# Start of RECORDED INFORMATION

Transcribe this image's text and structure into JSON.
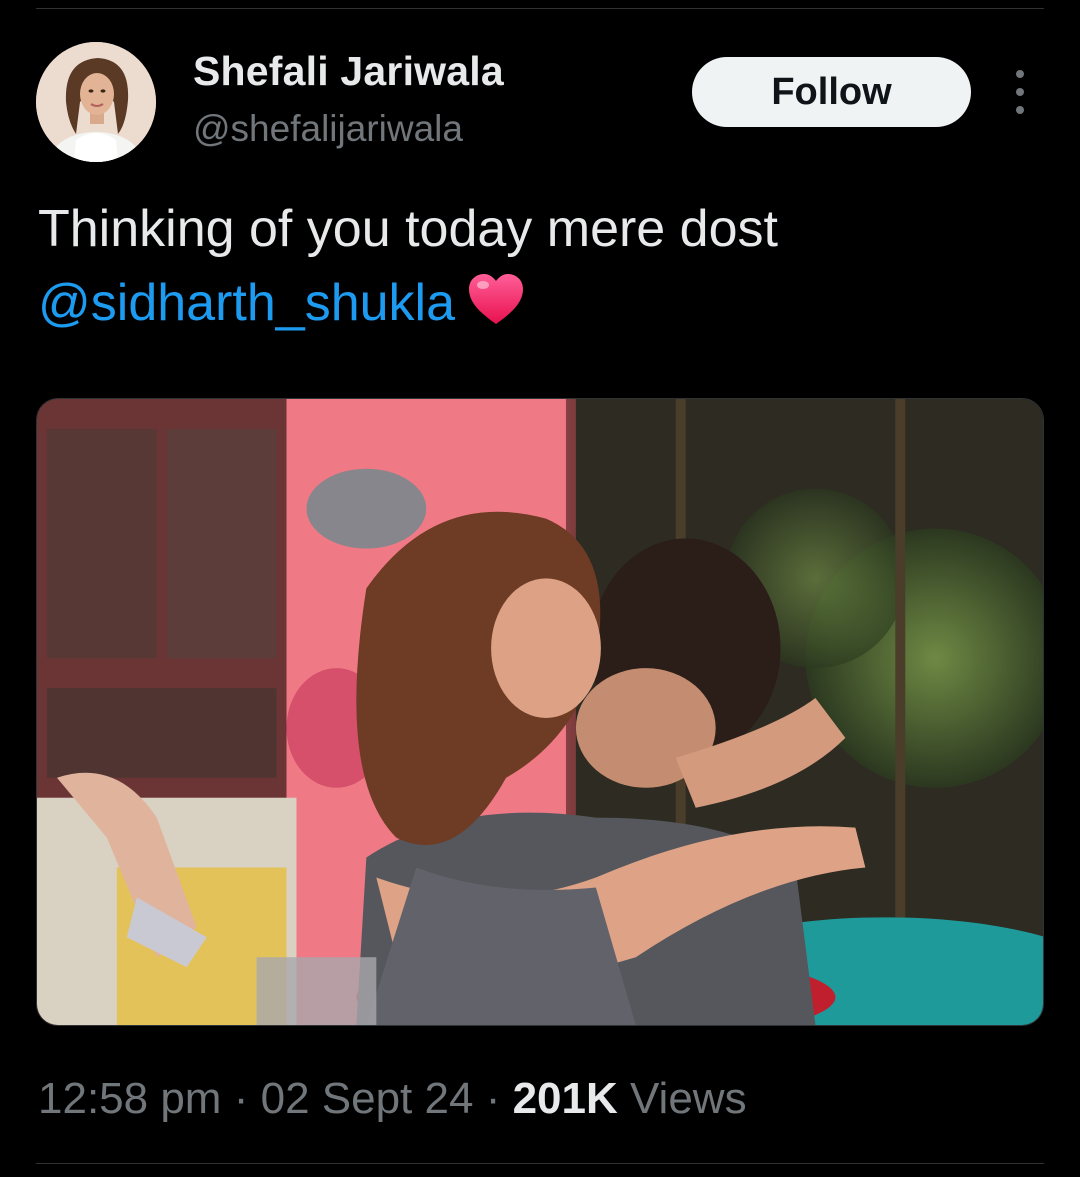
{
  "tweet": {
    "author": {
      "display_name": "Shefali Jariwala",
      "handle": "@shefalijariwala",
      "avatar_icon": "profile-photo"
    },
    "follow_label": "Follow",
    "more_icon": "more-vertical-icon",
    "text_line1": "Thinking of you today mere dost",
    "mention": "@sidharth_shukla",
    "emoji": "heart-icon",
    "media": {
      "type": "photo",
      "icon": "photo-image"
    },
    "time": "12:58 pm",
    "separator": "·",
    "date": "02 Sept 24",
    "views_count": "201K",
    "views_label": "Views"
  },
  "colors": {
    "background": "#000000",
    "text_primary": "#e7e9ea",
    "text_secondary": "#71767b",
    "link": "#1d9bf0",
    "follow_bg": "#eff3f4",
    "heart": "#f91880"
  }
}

# End of RECORDED INFORMATION
# Start of RECORDED INFORMATION

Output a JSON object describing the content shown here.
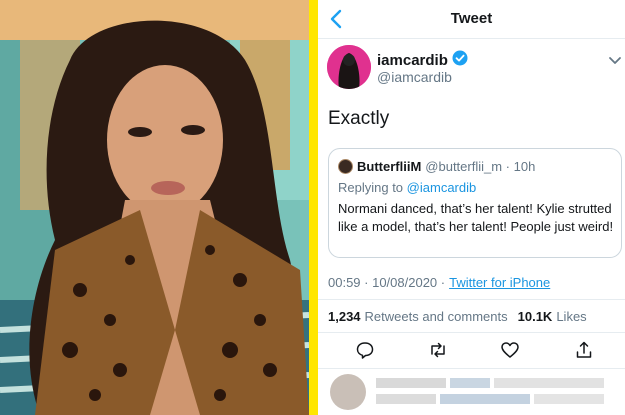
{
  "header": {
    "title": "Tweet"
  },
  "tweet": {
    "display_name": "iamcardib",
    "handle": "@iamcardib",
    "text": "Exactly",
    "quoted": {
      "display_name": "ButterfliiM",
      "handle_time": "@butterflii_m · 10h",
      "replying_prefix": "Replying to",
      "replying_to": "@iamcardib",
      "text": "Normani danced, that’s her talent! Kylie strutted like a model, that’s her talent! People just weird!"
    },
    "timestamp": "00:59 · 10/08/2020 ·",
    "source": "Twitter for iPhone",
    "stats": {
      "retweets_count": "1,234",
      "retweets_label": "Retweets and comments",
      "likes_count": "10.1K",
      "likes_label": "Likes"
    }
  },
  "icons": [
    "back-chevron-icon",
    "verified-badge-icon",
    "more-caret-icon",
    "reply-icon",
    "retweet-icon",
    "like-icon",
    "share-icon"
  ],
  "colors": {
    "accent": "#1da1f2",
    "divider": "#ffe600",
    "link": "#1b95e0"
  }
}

# End of RECORDED INFORMATION

** TASK TO COMPLETE **
Return each line among the entries that holds the word "more".

** WRITTEN RESPONSE **
    "more_icon": "more-vertical-icon",
    "more-caret-icon",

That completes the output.